* **Exercise aim**:
Copy out all the entries word for word.
Begin
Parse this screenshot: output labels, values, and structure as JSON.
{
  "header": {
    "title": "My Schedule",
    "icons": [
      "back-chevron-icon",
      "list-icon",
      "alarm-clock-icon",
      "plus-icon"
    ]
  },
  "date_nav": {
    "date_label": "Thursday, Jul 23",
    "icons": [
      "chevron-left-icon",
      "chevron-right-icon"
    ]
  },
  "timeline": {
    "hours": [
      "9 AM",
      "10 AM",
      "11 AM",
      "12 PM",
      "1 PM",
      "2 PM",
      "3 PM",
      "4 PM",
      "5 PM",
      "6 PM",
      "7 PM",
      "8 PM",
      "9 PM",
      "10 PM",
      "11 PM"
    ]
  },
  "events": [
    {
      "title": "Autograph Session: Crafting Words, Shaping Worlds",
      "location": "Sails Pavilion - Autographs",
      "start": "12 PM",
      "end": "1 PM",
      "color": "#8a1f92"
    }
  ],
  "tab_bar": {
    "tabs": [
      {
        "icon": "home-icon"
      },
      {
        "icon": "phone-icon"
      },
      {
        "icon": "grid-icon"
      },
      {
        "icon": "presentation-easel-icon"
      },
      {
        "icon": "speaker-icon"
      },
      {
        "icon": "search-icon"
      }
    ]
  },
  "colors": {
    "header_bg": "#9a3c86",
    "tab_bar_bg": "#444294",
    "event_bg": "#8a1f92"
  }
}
End
* **Task answer**:
Parse this screenshot: output labels, values, and structure as JSON.
{
  "header": {
    "title": "My Schedule",
    "icons": [
      "back-chevron-icon",
      "list-icon",
      "alarm-clock-icon",
      "plus-icon"
    ]
  },
  "date_nav": {
    "date_label": "Thursday, Jul 23",
    "icons": [
      "chevron-left-icon",
      "chevron-right-icon"
    ]
  },
  "timeline": {
    "hours": [
      "9 AM",
      "10 AM",
      "11 AM",
      "12 PM",
      "1 PM",
      "2 PM",
      "3 PM",
      "4 PM",
      "5 PM",
      "6 PM",
      "7 PM",
      "8 PM",
      "9 PM",
      "10 PM",
      "11 PM"
    ]
  },
  "events": [
    {
      "title": "Autograph Session: Crafting Words, Shaping Worlds",
      "location": "Sails Pavilion - Autographs",
      "start": "12 PM",
      "end": "1 PM",
      "color": "#8a1f92"
    }
  ],
  "tab_bar": {
    "tabs": [
      {
        "icon": "home-icon"
      },
      {
        "icon": "phone-icon"
      },
      {
        "icon": "grid-icon"
      },
      {
        "icon": "presentation-easel-icon"
      },
      {
        "icon": "speaker-icon"
      },
      {
        "icon": "search-icon"
      }
    ]
  },
  "colors": {
    "header_bg": "#9a3c86",
    "tab_bar_bg": "#444294",
    "event_bg": "#8a1f92"
  }
}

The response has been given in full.